[Data listing]
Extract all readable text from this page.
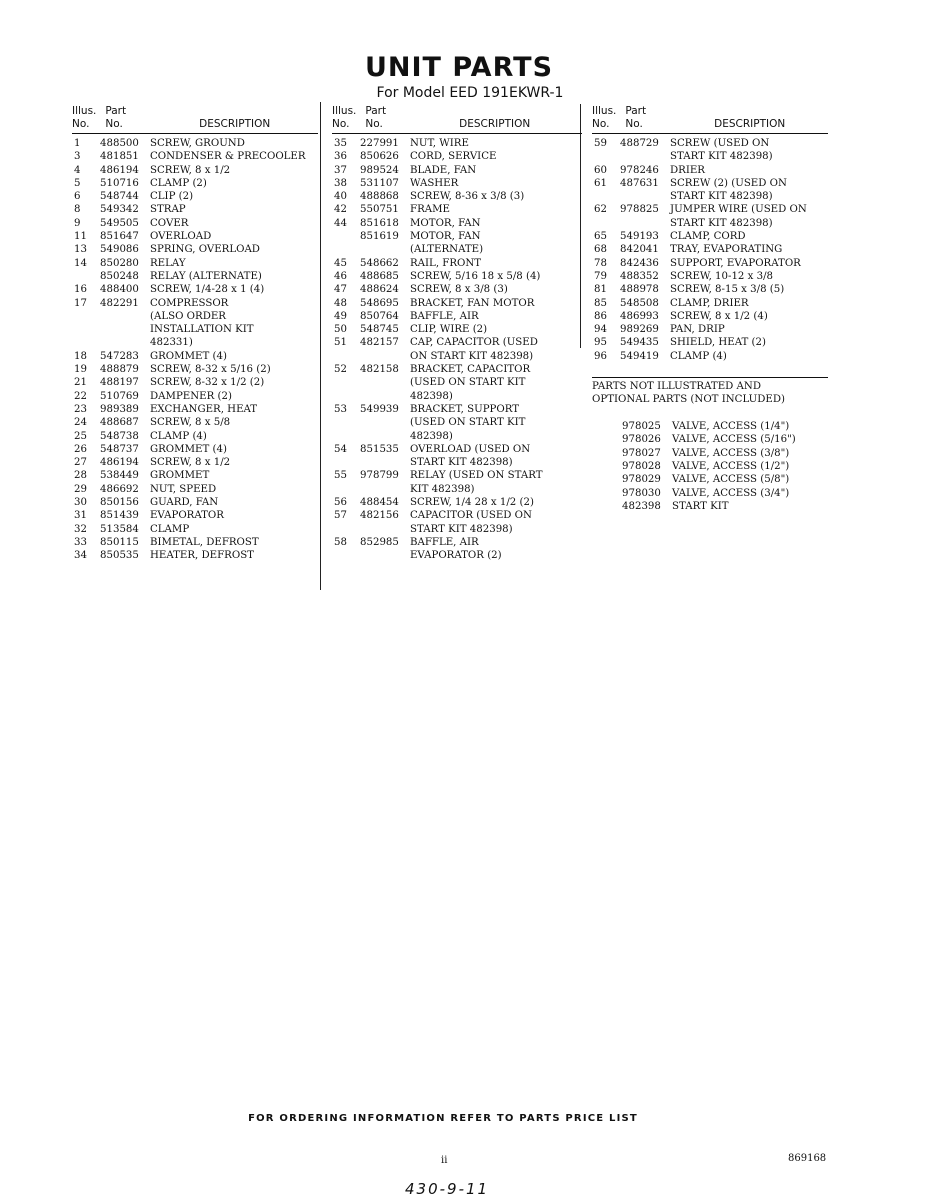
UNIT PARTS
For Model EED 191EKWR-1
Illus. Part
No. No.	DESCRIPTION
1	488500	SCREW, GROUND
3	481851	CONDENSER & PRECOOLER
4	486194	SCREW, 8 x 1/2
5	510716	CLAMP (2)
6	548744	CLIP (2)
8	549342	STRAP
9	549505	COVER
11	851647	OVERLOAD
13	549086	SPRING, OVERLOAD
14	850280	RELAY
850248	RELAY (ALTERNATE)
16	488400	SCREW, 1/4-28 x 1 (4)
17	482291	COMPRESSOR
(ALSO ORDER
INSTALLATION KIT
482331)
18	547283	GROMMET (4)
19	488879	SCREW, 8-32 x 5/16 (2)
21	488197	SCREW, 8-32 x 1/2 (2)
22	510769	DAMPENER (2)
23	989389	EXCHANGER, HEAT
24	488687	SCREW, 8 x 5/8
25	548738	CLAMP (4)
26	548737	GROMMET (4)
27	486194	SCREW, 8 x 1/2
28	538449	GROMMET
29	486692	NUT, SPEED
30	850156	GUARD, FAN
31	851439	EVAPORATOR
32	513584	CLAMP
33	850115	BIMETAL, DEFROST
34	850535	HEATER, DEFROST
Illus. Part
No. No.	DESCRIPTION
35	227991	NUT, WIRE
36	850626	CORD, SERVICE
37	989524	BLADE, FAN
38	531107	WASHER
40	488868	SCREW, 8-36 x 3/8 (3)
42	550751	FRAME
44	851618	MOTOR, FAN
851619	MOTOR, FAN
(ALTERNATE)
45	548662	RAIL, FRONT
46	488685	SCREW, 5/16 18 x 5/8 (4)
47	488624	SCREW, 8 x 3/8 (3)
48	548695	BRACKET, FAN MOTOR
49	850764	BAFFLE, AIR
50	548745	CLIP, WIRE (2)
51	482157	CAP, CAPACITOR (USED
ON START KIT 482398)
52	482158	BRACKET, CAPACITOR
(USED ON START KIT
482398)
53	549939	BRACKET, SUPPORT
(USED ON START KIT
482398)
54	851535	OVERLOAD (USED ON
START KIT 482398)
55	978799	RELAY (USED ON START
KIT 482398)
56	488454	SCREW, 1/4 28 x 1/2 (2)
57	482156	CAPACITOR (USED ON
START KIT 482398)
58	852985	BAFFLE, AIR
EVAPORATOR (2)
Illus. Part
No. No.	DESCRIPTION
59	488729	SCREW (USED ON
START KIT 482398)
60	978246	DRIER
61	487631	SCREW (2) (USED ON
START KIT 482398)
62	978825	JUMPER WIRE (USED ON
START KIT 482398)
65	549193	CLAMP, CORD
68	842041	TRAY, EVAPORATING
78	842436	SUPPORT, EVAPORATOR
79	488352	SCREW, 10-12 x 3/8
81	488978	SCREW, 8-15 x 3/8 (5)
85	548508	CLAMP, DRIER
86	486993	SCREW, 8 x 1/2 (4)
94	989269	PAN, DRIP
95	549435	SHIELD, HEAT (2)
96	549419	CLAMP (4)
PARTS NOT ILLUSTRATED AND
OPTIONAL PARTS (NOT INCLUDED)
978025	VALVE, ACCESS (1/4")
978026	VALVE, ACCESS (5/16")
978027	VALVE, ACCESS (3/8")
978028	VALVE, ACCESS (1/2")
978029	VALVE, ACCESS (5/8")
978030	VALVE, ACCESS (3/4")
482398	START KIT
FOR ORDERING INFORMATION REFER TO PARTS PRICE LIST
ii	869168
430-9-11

## Prompt
From the data above, gather every line that includes the word "RELAY".

## Exercise result
14	850280	RELAY
850248	RELAY (ALTERNATE)
55	978799	RELAY (USED ON START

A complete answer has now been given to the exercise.